## What you should do
Leave the pictures out. Return all other data exactly.
◇ ◇ ◇ ◇ ◇
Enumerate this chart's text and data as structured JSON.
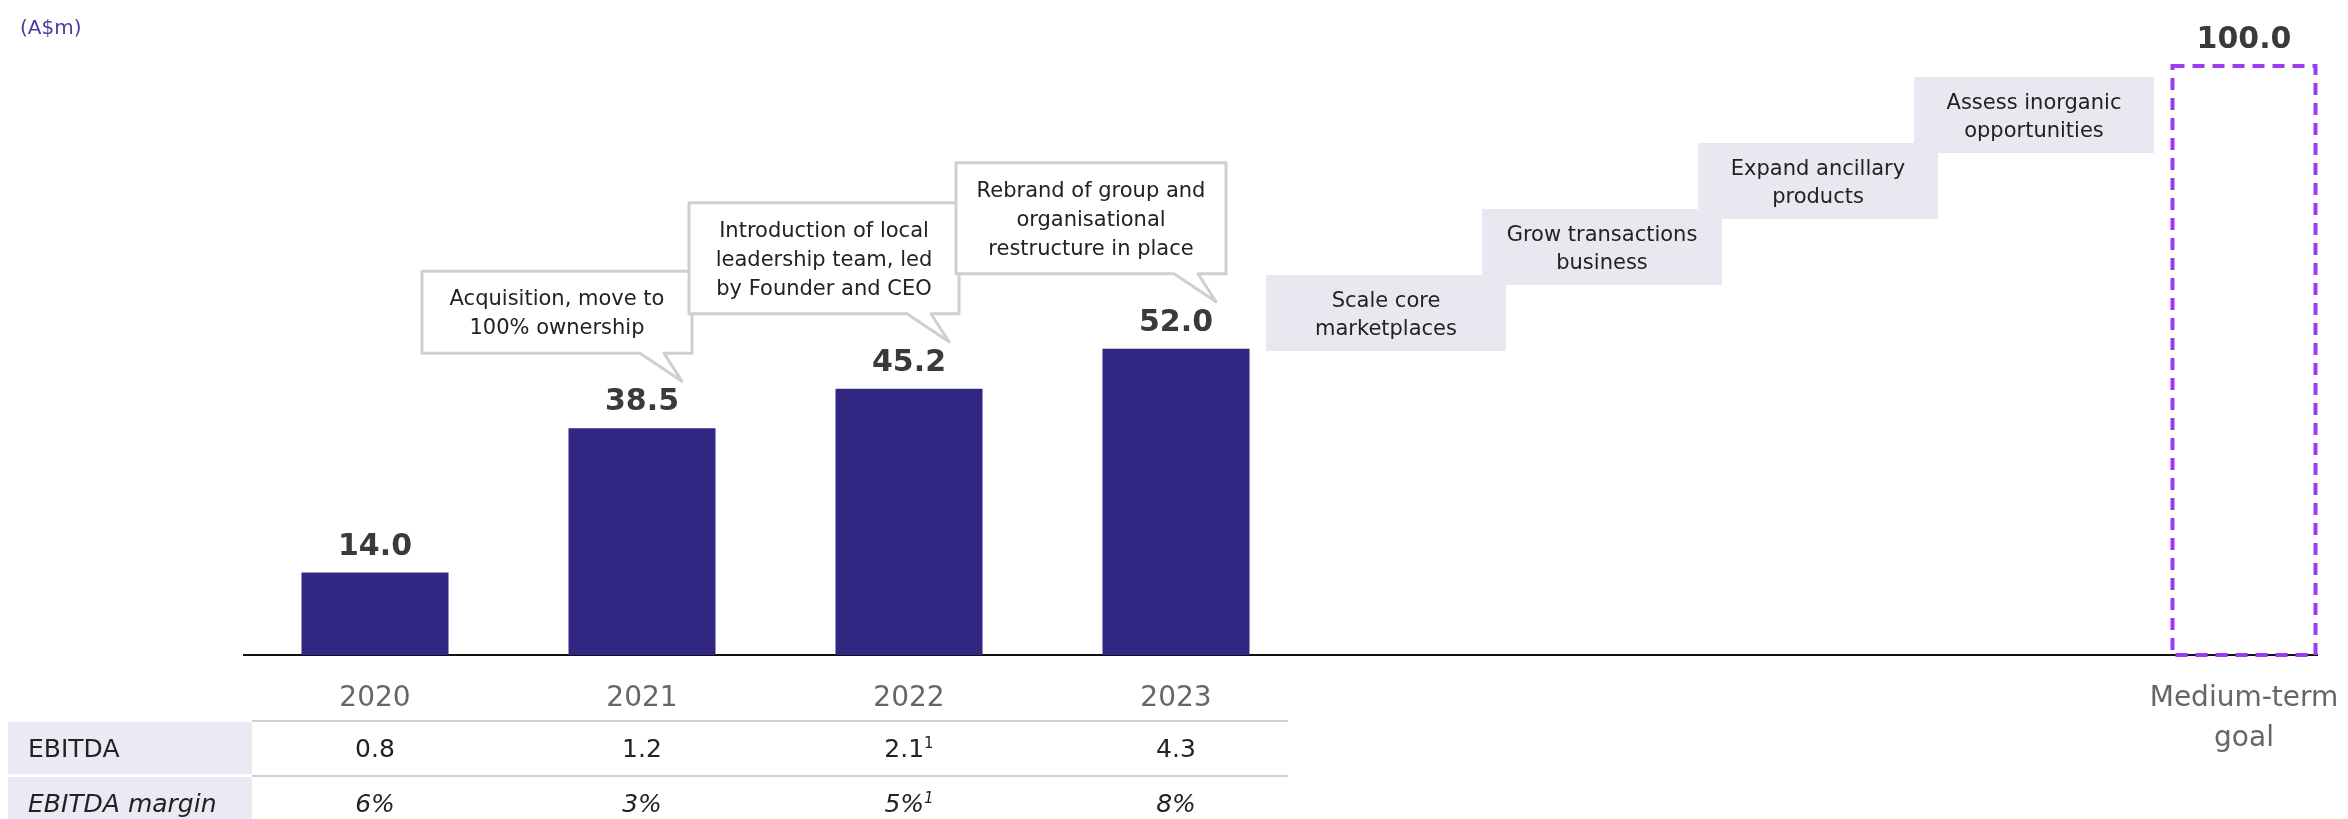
{
  "chart_data": {
    "type": "bar",
    "categories": [
      "2020",
      "2021",
      "2022",
      "2023",
      null,
      null,
      null,
      "Medium-term goal"
    ],
    "series": [
      {
        "color": "#312783",
        "values": [
          14.0,
          38.5,
          45.2,
          52.0,
          null,
          null,
          null,
          null
        ],
        "value_labels": [
          "14.0",
          "38.5",
          "45.2",
          "52.0",
          null,
          null,
          null,
          null
        ]
      },
      {
        "color": "#9b3cf0",
        "line_style": "dashed",
        "values": [
          null,
          null,
          null,
          null,
          null,
          null,
          null,
          100.0
        ],
        "value_labels": [
          null,
          null,
          null,
          null,
          null,
          null,
          null,
          "100.0"
        ]
      }
    ],
    "annotations": [
      "(A$m)",
      "Acquisition, move to 100% ownership",
      "Introduction of local leadership team, led by Founder and CEO",
      "Rebrand of group and organisational restructure in place",
      "Scale core marketplaces",
      "Grow transactions business",
      "Expand ancillary products",
      "Assess inorganic opportunities",
      "EBITDA",
      "0.8",
      "1.2",
      "2.1$^{1}$",
      "4.3",
      "EBITDA margin",
      "6%",
      "3%",
      "5%$^{1}$",
      "8%"
    ]
  }
}
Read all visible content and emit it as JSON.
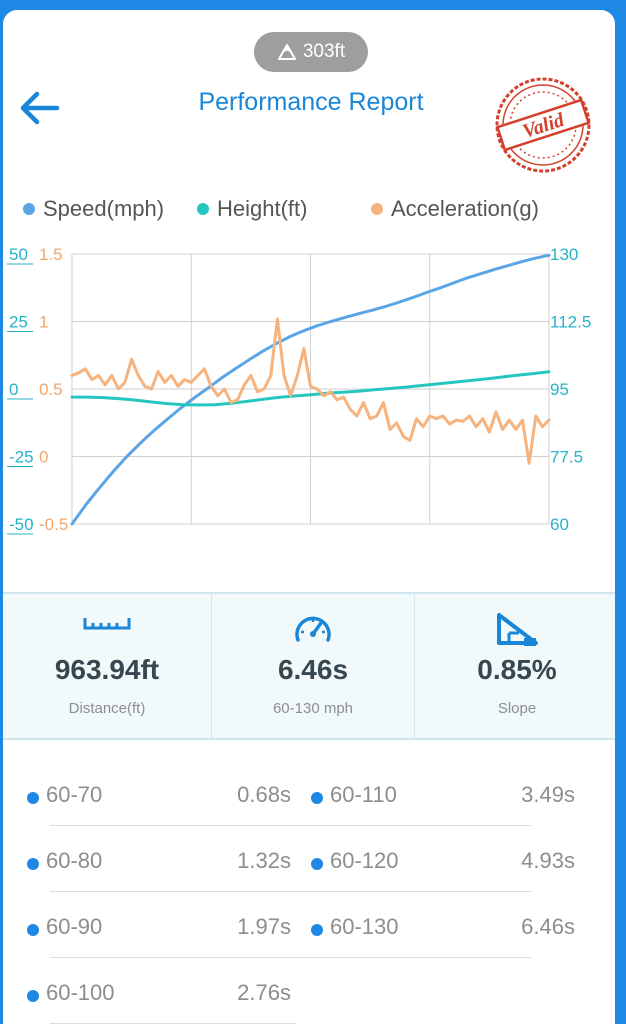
{
  "header": {
    "altitude": "303ft",
    "title": "Performance Report",
    "stamp_text": "Valid"
  },
  "legend": [
    {
      "label": "Speed(mph)",
      "color": "#5aa5e6"
    },
    {
      "label": "Height(ft)",
      "color": "#26c6c0"
    },
    {
      "label": "Acceleration(g)",
      "color": "#f6b37e"
    }
  ],
  "chart_data": {
    "type": "line",
    "grid": true,
    "x_divisions": 4,
    "axes": {
      "height": {
        "ticks": [
          "50",
          "25",
          "0",
          "-25",
          "-50"
        ],
        "range": [
          -50,
          50
        ],
        "color": "#26b3c8",
        "side": "left-outer"
      },
      "acceleration": {
        "ticks": [
          "1.5",
          "1",
          "0.5",
          "0",
          "-0.5"
        ],
        "range": [
          -0.5,
          1.5
        ],
        "color": "#f2a66b",
        "side": "left-inner"
      },
      "speed": {
        "ticks": [
          "130",
          "112.5",
          "95",
          "77.5",
          "60"
        ],
        "range": [
          60,
          130
        ],
        "color": "#26b3c8",
        "side": "right"
      }
    },
    "series": [
      {
        "name": "Speed(mph)",
        "axis": "speed",
        "color": "#5aa5e6",
        "values": [
          60,
          64.9,
          69.3,
          73.5,
          77.4,
          80.9,
          84.2,
          87.2,
          90.1,
          92.8,
          95.3,
          97.9,
          100.3,
          102.6,
          104.8,
          106.8,
          108.6,
          110.1,
          111.4,
          112.5,
          113.5,
          114.5,
          115.4,
          116.4,
          117.5,
          118.7,
          120,
          121.2,
          122.5,
          123.8,
          124.9,
          126,
          127,
          128,
          128.9,
          129.7
        ]
      },
      {
        "name": "Height(ft)",
        "axis": "height",
        "color": "#26c6c0",
        "values": [
          -3,
          -3,
          -3.2,
          -3.6,
          -4.1,
          -4.8,
          -5.4,
          -5.8,
          -5.9,
          -5.8,
          -5.3,
          -4.6,
          -3.8,
          -3.1,
          -2.6,
          -2.1,
          -1.6,
          -1.2,
          -0.8,
          -0.3,
          0.2,
          0.7,
          1.3,
          1.9,
          2.5,
          3.1,
          3.7,
          4.4,
          5.1,
          5.7,
          6.4
        ]
      },
      {
        "name": "Acceleration(g)",
        "axis": "acceleration",
        "color": "#f6b37e",
        "values": [
          0.6,
          0.62,
          0.65,
          0.57,
          0.6,
          0.53,
          0.6,
          0.5,
          0.55,
          0.72,
          0.6,
          0.52,
          0.5,
          0.63,
          0.55,
          0.6,
          0.52,
          0.57,
          0.55,
          0.6,
          0.65,
          0.52,
          0.45,
          0.5,
          0.4,
          0.42,
          0.53,
          0.6,
          0.48,
          0.5,
          0.6,
          1.02,
          0.6,
          0.45,
          0.6,
          0.8,
          0.52,
          0.5,
          0.45,
          0.48,
          0.42,
          0.44,
          0.35,
          0.3,
          0.4,
          0.28,
          0.3,
          0.4,
          0.2,
          0.25,
          0.15,
          0.12,
          0.28,
          0.22,
          0.3,
          0.28,
          0.3,
          0.24,
          0.27,
          0.26,
          0.3,
          0.22,
          0.28,
          0.18,
          0.33,
          0.2,
          0.27,
          0.2,
          0.27,
          -0.05,
          0.3,
          0.22,
          0.27
        ]
      }
    ]
  },
  "stats": [
    {
      "value": "963.94ft",
      "label": "Distance(ft)",
      "icon": "ruler-icon"
    },
    {
      "value": "6.46s",
      "label": "60-130 mph",
      "icon": "speedometer-icon"
    },
    {
      "value": "0.85%",
      "label": "Slope",
      "icon": "slope-icon"
    }
  ],
  "splits": [
    {
      "left": {
        "name": "60-70",
        "time": "0.68s"
      },
      "right": {
        "name": "60-110",
        "time": "3.49s"
      }
    },
    {
      "left": {
        "name": "60-80",
        "time": "1.32s"
      },
      "right": {
        "name": "60-120",
        "time": "4.93s"
      }
    },
    {
      "left": {
        "name": "60-90",
        "time": "1.97s"
      },
      "right": {
        "name": "60-130",
        "time": "6.46s"
      }
    },
    {
      "left": {
        "name": "60-100",
        "time": "2.76s"
      },
      "right": null
    }
  ]
}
◇ ◇ ◇ ◇ ◇
## Complete answer
Enumerate this chart's text and data as structured JSON.
{
  "chart_data": {
    "type": "bar",
    "categories": [
      "2020",
      "2021",
      "2022",
      "2023",
      null,
      null,
      null,
      "Medium-term goal"
    ],
    "series": [
      {
        "color": "#312783",
        "values": [
          14.0,
          38.5,
          45.2,
          52.0,
          null,
          null,
          null,
          null
        ],
        "value_labels": [
          "14.0",
          "38.5",
          "45.2",
          "52.0",
          null,
          null,
          null,
          null
        ]
      },
      {
        "color": "#9b3cf0",
        "line_style": "dashed",
        "values": [
          null,
          null,
          null,
          null,
          null,
          null,
          null,
          100.0
        ],
        "value_labels": [
          null,
          null,
          null,
          null,
          null,
          null,
          null,
          "100.0"
        ]
      }
    ],
    "annotations": [
      "(A$m)",
      "Acquisition, move to 100% ownership",
      "Introduction of local leadership team, led by Founder and CEO",
      "Rebrand of group and organisational restructure in place",
      "Scale core marketplaces",
      "Grow transactions business",
      "Expand ancillary products",
      "Assess inorganic opportunities",
      "EBITDA",
      "0.8",
      "1.2",
      "2.1$^{1}$",
      "4.3",
      "EBITDA margin",
      "6%",
      "3%",
      "5%$^{1}$",
      "8%"
    ]
  }
}
Read all visible content and emit it as JSON.
{
  "header": {
    "altitude": "303ft",
    "title": "Performance Report",
    "stamp_text": "Valid"
  },
  "legend": [
    {
      "label": "Speed(mph)",
      "color": "#5aa5e6"
    },
    {
      "label": "Height(ft)",
      "color": "#26c6c0"
    },
    {
      "label": "Acceleration(g)",
      "color": "#f6b37e"
    }
  ],
  "chart_data": {
    "type": "line",
    "grid": true,
    "x_divisions": 4,
    "axes": {
      "height": {
        "ticks": [
          "50",
          "25",
          "0",
          "-25",
          "-50"
        ],
        "range": [
          -50,
          50
        ],
        "color": "#26b3c8",
        "side": "left-outer"
      },
      "acceleration": {
        "ticks": [
          "1.5",
          "1",
          "0.5",
          "0",
          "-0.5"
        ],
        "range": [
          -0.5,
          1.5
        ],
        "color": "#f2a66b",
        "side": "left-inner"
      },
      "speed": {
        "ticks": [
          "130",
          "112.5",
          "95",
          "77.5",
          "60"
        ],
        "range": [
          60,
          130
        ],
        "color": "#26b3c8",
        "side": "right"
      }
    },
    "series": [
      {
        "name": "Speed(mph)",
        "axis": "speed",
        "color": "#5aa5e6",
        "values": [
          60,
          64.9,
          69.3,
          73.5,
          77.4,
          80.9,
          84.2,
          87.2,
          90.1,
          92.8,
          95.3,
          97.9,
          100.3,
          102.6,
          104.8,
          106.8,
          108.6,
          110.1,
          111.4,
          112.5,
          113.5,
          114.5,
          115.4,
          116.4,
          117.5,
          118.7,
          120,
          121.2,
          122.5,
          123.8,
          124.9,
          126,
          127,
          128,
          128.9,
          129.7
        ]
      },
      {
        "name": "Height(ft)",
        "axis": "height",
        "color": "#26c6c0",
        "values": [
          -3,
          -3,
          -3.2,
          -3.6,
          -4.1,
          -4.8,
          -5.4,
          -5.8,
          -5.9,
          -5.8,
          -5.3,
          -4.6,
          -3.8,
          -3.1,
          -2.6,
          -2.1,
          -1.6,
          -1.2,
          -0.8,
          -0.3,
          0.2,
          0.7,
          1.3,
          1.9,
          2.5,
          3.1,
          3.7,
          4.4,
          5.1,
          5.7,
          6.4
        ]
      },
      {
        "name": "Acceleration(g)",
        "axis": "acceleration",
        "color": "#f6b37e",
        "values": [
          0.6,
          0.62,
          0.65,
          0.57,
          0.6,
          0.53,
          0.6,
          0.5,
          0.55,
          0.72,
          0.6,
          0.52,
          0.5,
          0.63,
          0.55,
          0.6,
          0.52,
          0.57,
          0.55,
          0.6,
          0.65,
          0.52,
          0.45,
          0.5,
          0.4,
          0.42,
          0.53,
          0.6,
          0.48,
          0.5,
          0.6,
          1.02,
          0.6,
          0.45,
          0.6,
          0.8,
          0.52,
          0.5,
          0.45,
          0.48,
          0.42,
          0.44,
          0.35,
          0.3,
          0.4,
          0.28,
          0.3,
          0.4,
          0.2,
          0.25,
          0.15,
          0.12,
          0.28,
          0.22,
          0.3,
          0.28,
          0.3,
          0.24,
          0.27,
          0.26,
          0.3,
          0.22,
          0.28,
          0.18,
          0.33,
          0.2,
          0.27,
          0.2,
          0.27,
          -0.05,
          0.3,
          0.22,
          0.27
        ]
      }
    ]
  },
  "stats": [
    {
      "value": "963.94ft",
      "label": "Distance(ft)",
      "icon": "ruler-icon"
    },
    {
      "value": "6.46s",
      "label": "60-130 mph",
      "icon": "speedometer-icon"
    },
    {
      "value": "0.85%",
      "label": "Slope",
      "icon": "slope-icon"
    }
  ],
  "splits": [
    {
      "left": {
        "name": "60-70",
        "time": "0.68s"
      },
      "right": {
        "name": "60-110",
        "time": "3.49s"
      }
    },
    {
      "left": {
        "name": "60-80",
        "time": "1.32s"
      },
      "right": {
        "name": "60-120",
        "time": "4.93s"
      }
    },
    {
      "left": {
        "name": "60-90",
        "time": "1.97s"
      },
      "right": {
        "name": "60-130",
        "time": "6.46s"
      }
    },
    {
      "left": {
        "name": "60-100",
        "time": "2.76s"
      },
      "right": null
    }
  ]
}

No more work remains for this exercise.